» Exercise passage
Carney agreed: “His time in politics has made him smart, but not cynical. Maybe that’s because of his KC roots.”
Now his mornings are filled with meetings with senior officials. Whether the issue of the day is the economy, national security or the president stopping for lunch at a local burger joint, they all get massaged by the White House message machine.
“You’re really driven by adrenaline,” said Mercy Schlapp, a White House media affairs official under President George W. Bush. “I think that’s how you survive mostly. You have to be ready for pretty much any question.”
Earnest is a political veteran. Careers like his are nonstop whirlwinds where life is divided into two-year campaign cycles. He’s at the high point of a 15-year arc that took him from Rice University, where he graduated in 1997 with a degree in political science but no real thoughts of a political career, to — various campaigns later — working down the hall from the president of the United States.
Earnest punched all the tickets: a big-city mayoral race in Houston right out of college, New York Mayor Michael Bloomberg’s first campaign, a stint as a congressional aide, spokesman for the Democratic National Committee, a governor’s race in Florida and finally the jackpot, a successful presidential campaign.

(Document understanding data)
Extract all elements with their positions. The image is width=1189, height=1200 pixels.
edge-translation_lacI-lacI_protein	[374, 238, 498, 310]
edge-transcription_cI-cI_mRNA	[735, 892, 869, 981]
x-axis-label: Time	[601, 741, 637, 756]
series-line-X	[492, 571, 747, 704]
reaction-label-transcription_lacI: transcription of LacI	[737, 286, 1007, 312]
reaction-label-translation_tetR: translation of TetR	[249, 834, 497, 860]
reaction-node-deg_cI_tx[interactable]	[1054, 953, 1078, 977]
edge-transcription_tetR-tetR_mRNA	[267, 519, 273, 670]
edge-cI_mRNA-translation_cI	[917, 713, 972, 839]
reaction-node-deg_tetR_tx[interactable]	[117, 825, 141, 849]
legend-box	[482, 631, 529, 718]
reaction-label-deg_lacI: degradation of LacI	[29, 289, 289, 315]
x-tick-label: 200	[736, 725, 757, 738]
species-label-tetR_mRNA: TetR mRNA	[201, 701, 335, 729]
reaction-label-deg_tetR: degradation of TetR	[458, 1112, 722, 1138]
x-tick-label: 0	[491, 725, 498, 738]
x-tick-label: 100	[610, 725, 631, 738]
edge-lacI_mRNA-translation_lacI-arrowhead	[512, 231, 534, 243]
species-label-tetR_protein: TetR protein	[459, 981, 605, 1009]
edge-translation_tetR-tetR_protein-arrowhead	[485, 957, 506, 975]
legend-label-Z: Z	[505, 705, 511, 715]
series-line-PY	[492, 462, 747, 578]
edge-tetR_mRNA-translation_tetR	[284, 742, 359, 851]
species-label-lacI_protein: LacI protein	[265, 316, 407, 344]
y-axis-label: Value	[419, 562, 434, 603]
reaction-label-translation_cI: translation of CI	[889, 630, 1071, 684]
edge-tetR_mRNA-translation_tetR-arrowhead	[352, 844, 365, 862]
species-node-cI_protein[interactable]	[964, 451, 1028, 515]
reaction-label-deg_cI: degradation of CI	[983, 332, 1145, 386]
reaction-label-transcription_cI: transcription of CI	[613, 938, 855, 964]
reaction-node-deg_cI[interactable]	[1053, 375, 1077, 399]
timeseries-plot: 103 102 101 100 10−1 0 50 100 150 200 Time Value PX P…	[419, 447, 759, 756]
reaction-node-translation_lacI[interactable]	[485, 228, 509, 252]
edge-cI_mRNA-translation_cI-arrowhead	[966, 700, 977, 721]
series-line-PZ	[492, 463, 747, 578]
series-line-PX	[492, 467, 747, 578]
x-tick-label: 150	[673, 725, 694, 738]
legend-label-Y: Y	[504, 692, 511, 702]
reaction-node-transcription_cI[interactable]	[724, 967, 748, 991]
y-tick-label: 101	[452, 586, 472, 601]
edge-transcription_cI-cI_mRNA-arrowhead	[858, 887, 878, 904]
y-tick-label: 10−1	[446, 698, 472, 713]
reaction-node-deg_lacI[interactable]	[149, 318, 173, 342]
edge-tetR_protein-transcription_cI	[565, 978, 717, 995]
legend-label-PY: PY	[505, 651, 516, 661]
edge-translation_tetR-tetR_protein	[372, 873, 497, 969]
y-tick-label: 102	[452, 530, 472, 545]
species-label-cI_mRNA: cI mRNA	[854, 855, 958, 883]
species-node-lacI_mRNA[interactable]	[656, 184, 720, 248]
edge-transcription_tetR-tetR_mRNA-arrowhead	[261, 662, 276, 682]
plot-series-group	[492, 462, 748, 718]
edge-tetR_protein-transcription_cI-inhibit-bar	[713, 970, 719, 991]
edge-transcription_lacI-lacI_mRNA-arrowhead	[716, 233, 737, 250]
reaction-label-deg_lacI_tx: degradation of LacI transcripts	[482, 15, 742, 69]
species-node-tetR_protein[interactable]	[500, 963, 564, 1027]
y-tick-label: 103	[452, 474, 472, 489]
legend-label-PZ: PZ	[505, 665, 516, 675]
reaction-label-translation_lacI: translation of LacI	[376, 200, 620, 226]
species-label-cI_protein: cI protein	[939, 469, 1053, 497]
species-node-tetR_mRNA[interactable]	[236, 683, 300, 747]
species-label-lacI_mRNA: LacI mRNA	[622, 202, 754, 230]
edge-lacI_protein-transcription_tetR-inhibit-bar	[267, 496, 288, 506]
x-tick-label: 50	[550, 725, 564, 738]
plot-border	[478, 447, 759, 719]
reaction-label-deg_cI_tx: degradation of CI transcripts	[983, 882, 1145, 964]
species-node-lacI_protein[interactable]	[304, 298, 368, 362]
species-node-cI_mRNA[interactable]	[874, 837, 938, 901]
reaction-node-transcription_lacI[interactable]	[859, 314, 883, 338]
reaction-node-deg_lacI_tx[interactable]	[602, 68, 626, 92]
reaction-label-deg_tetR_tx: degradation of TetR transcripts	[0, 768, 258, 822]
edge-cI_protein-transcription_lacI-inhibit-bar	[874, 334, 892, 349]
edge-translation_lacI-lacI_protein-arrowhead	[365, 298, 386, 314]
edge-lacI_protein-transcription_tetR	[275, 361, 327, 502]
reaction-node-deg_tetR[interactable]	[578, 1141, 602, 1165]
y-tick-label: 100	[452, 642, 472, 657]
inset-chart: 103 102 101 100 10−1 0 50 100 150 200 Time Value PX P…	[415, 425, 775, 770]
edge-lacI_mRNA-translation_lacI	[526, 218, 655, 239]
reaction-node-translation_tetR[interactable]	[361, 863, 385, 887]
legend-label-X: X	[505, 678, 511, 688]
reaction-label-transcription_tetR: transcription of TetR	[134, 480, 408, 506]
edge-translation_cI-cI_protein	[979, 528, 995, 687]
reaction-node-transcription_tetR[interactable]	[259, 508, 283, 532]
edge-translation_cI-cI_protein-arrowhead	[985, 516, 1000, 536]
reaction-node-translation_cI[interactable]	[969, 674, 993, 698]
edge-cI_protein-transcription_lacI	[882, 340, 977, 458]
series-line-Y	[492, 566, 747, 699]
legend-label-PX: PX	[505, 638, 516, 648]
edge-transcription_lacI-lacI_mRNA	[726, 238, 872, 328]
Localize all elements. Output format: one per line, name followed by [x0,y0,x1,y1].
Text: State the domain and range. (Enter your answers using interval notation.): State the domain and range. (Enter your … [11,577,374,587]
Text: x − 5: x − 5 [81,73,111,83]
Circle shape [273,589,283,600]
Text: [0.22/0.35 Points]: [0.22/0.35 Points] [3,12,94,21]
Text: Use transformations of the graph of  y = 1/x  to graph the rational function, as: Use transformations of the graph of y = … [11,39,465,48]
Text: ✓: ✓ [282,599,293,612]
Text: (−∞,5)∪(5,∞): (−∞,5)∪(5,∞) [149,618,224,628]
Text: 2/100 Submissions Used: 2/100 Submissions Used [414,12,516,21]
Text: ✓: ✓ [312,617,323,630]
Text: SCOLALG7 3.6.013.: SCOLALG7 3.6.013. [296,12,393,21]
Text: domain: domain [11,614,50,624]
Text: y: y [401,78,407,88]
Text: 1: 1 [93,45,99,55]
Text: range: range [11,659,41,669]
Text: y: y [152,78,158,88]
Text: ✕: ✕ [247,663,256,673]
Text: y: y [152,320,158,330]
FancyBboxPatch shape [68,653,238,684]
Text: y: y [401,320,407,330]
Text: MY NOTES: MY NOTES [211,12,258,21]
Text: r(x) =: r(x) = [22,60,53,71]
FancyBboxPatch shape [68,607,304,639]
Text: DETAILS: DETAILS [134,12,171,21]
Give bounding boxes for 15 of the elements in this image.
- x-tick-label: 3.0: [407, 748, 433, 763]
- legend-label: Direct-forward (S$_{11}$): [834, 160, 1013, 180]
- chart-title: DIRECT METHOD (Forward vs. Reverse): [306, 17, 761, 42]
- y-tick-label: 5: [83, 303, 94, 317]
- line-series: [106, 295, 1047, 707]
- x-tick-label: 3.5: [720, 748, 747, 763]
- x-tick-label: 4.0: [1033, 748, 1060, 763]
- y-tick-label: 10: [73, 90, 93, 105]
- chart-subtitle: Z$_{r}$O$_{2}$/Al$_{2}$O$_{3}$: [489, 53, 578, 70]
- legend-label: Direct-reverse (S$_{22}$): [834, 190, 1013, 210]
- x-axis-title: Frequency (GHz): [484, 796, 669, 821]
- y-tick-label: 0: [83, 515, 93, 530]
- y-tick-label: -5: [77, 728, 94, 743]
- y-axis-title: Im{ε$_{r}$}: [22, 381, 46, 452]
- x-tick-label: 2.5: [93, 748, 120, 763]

» Things to do
(1) For each statement about the passage about Earnest, answer yes or no, and quote the exact words from the passage that decide it. (a) Earnest graduated from Rice University in 1997 with a degree in political science. (b) Mercy Schlapp was a White House media affairs official under President Barack Obama. (c) Earnest worked on New York Mayor Michael Bloomberg's first campaign.
(2) List every person named in the passage about Earnest.
(3) Reproduce word for word the part of the passage about Earnest that begins at the words "Earnest punched all" and ends after the words "successful presidential campaign.".
The records have no connection to the text.

» Answers to the problems
(1)
(a) Yes: "where he graduated in 1997 with a degree in political science"
(b) No: "a White House media affairs official under President George W. Bush"
(c) Yes: "New York Mayor Michael Bloomberg’s first campaign"

(2) Carney, Mercy Schlapp, George W. Bush, Earnest, Michael Bloomberg

(3)
Earnest punched all the tickets: a big-city mayoral race in Houston right out of college, New York Mayor Michael Bloomberg’s first campaign, a stint as a congressional aide, spokesman for the Democratic National Committee, a governor’s race in Florida and finally the jackpot, a successful presidential campaign.